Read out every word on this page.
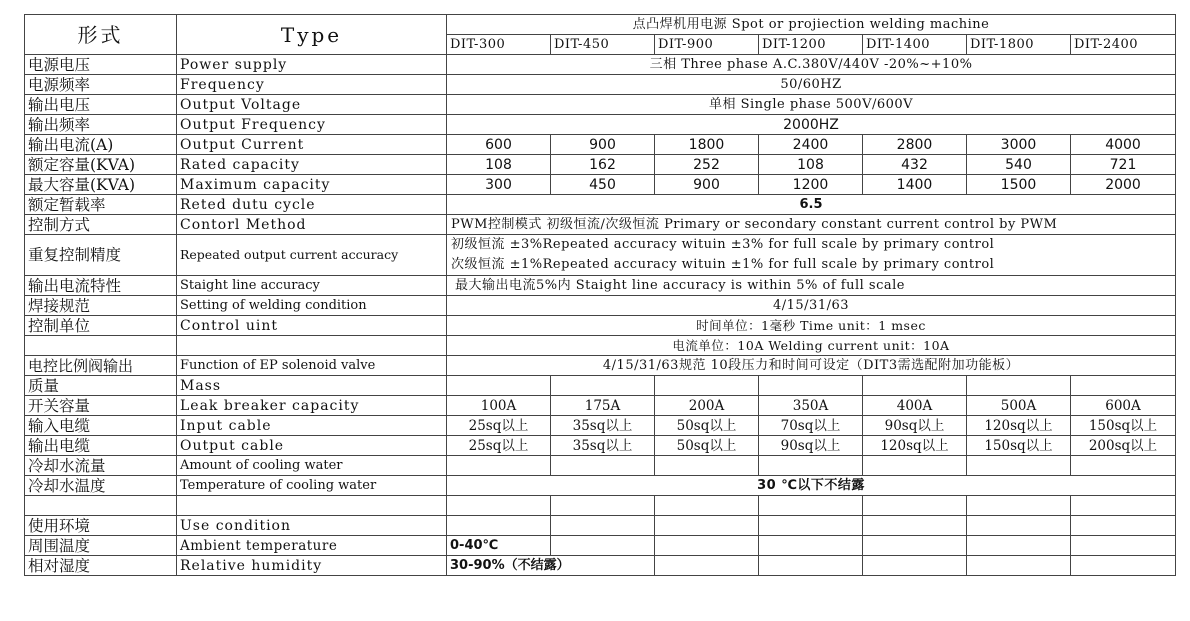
形式	Type	点凸焊机用电源 Spot or projiection welding machine						
		DIT-300	DIT-450	DIT-900	DIT-1200	DIT-1400	DIT-1800	DIT-2400
电源电压	Power supply	三相 Three phase A.C.380V/440V -20%~+10%						
电源频率	Frequency	50/60HZ						
输出电压	Output Voltage	单相 Single phase 500V/600V						
输出频率	Output Frequency	2000HZ						
输出电流(A)	Output Current	600	900	1800	2400	2800	3000	4000
额定容量(KVA)	Rated capacity	108	162	252	108	432	540	721
最大容量(KVA)	Maximum capacity	300	450	900	1200	1400	1500	2000
额定暂载率	Reted dutu cycle	6.5						
控制方式	Contorl Method	PWM控制模式 初级恒流/次级恒流 Primary or secondary constant current control by PWM						
重复控制精度	Repeated output current accuracy	初级恒流 ±3%Repeated accuracy wituin ±3% for full scale by primary control
次级恒流 ±1%Repeated accuracy wituin ±1% for full scale by primary control						

输出电流特性	Staight line accuracy	最大输出电流5%内 Staight line accuracy is within 5% of full scale						
焊接规范	Setting of welding condition	4/15/31/63						
控制单位	Control uint	时间单位：1毫秒 Time unit：1 msec						
		电流单位：10A Welding current unit：10A						
电控比例阀输出	Function of EP solenoid valve	4/15/31/63规范 10段压力和时间可设定（DIT3需选配附加功能板）						
质量	Mass							
开关容量	Leak breaker capacity	100A	175A	200A	350A	400A	500A	600A
输入电缆	Input cable	25sq以上	35sq以上	50sq以上	70sq以上	90sq以上	120sq以上	150sq以上
输出电缆	Output cable	25sq以上	35sq以上	50sq以上	90sq以上	120sq以上	150sq以上	200sq以上
冷却水流量	Amount of cooling water							
冷却水温度	Temperature of cooling water	30 ℃以下不结露						

使用环境	Use condition							
周围温度	Ambient temperature	0-40℃						
相对湿度	Relative humidity	30-90%（不结露）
────────
Which lines hold the string "capacity"? List them all.

额定容量(KVA)	Rated capacity	108	162	252	108	432	540	721
最大容量(KVA)	Maximum capacity	300	450	900	1200	1400	1500	2000
开关容量	Leak breaker capacity	100A	175A	200A	350A	400A	500A	600A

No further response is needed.